In the OpenGL projection question, start with "I am currently" and go on through "has baked in?". Write that passage out again, substituting "landscape" for "terrain" each time it occurs.

(Beginning of Document segment)

Question

I am currently writing a basic rendering demo using Haskell's OpenGL bindings. The problem is that it can barely handle 2000+ vertices. My pseudo-code amounts to this:

terrain = The set of points generated from [-1...1] x [-1...1] x [-1...1].
camera = Camera at position (xc, yc) with angles (ax, ay, az).
while running:
    input = anything that moves the camera's position or angles
    projected = []
    for point in terrain:
        projected.append(camera.perspectiveProjection(point))
    renderPoints(projected)

The problem (I believe) is that I am manually converting each of my three dimensional points into two dimensions and then using OpenGL to plot those points.

My question is: should I be feeding OpenGL three dimensional points and then using whatever projections OpenGL has baked in?

(I feel like I understand how perspective projections work - I'm just unsure if I should be doing this manually.)

EDIT:

The following is, for the most part, my code. I've left out sections that I feel are self-explanatory given only the function definition.

main :: IO()
main = do
    (_progName, _args) <- getArgsAndInitialize
    initialDisplayMode $= [DoubleBuffered]
    _window <- createWindow "Hello, World"
    -- The camera position followed by pitch, yaw and roll.
    camera <- newIORef Camera [0,0,0] 0 0 0
    displayCallback $= display camera
    mainLoop

display :: IORef Camera -> DisplayCallback
display camIO = do
    camera <- get camIO
    clear [ColorBuffer, DepthBuffer]
    clear [ColorBuffer]
    renderPrimitive Points $ mapM_ vertex 
        $ map perspectiveProjection camera points
    swapBuffers
    postRedisplay Nothing
Was it helpful?

Solution

As you guessed correctly, rolling out your own projection algorithm can be very slow. Also, unless you're doing something extremely complicated, OpenGL(or more specifically GLU) has a set of functions that solves most of your problems.

The simplest way to do a traditional perspective projection is to have a camera with a position, look-to point and up vector. Personally, I find this simpler than defining the camera axis with rotation angles. Once you have this, you could have your display function like this:

import Graphics.Rendering.OpenGL.GLU.Matrix

display :: IORef Camera -> DisplayCallback
display camIO = do
    camera <- get camIO
    perspective fov aspect zNear zFar
    lookAt (position camera) (lookAt camera) (upVector camera)

(End of Document segment)
(Beginning of Data to examine)

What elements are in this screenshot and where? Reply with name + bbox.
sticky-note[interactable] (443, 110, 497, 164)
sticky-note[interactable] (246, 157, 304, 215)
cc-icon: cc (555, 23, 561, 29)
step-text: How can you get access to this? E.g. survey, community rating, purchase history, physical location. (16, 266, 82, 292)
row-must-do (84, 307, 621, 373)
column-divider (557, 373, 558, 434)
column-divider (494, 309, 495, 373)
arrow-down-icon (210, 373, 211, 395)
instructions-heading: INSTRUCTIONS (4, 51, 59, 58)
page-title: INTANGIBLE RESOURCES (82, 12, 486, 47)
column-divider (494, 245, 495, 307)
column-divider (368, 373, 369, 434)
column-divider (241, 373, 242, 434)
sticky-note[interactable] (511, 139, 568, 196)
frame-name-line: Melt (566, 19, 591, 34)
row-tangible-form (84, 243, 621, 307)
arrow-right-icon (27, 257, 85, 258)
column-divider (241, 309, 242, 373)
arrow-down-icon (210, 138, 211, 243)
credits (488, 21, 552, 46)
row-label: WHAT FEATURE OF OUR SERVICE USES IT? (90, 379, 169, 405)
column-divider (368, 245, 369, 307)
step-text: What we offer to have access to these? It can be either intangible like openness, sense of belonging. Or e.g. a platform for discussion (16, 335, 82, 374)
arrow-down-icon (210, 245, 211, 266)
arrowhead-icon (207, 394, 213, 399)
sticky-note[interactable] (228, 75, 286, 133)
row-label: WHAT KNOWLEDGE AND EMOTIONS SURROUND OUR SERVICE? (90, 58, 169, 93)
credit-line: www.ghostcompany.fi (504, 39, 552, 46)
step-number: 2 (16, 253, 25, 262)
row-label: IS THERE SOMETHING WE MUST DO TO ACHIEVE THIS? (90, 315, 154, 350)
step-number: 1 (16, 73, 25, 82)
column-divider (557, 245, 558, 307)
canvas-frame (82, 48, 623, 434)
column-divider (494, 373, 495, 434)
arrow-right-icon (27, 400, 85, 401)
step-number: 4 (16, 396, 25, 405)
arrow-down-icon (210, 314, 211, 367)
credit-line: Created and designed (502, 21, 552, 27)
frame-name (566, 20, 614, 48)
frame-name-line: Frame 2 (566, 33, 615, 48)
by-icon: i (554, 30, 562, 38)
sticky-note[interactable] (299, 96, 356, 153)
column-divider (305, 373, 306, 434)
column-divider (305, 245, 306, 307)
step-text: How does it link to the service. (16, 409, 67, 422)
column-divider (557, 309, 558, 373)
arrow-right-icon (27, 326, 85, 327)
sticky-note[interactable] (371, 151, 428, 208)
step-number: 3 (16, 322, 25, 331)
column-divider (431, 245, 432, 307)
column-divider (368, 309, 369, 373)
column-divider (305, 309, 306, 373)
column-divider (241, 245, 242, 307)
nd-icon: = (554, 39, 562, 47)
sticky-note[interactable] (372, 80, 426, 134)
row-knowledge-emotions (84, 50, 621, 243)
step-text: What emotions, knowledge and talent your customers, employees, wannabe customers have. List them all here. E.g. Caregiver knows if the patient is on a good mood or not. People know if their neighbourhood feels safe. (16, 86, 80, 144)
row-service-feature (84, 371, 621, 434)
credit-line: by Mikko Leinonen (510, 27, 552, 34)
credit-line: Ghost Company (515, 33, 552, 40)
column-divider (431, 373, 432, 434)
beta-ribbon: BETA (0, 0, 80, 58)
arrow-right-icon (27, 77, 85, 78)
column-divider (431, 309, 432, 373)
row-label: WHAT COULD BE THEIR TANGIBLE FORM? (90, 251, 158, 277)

(End of Data to examine)

Finished exercise:
I am currently writing a basic rendering demo using Haskell's OpenGL bindings. The problem is that it can barely handle 2000+ vertices. My pseudo-code amounts to this:

landscape = The set of points generated from [-1...1] x [-1...1] x [-1...1].
camera = Camera at position (xc, yc) with angles (ax, ay, az).
while running:
    input = anything that moves the camera's position or angles
    projected = []
    for point in landscape:
        projected.append(camera.perspectiveProjection(point))
    renderPoints(projected)

The problem (I believe) is that I am manually converting each of my three dimensional points into two dimensions and then using OpenGL to plot those points.

My question is: should I be feeding OpenGL three dimensional points and then using whatever projections OpenGL has baked in?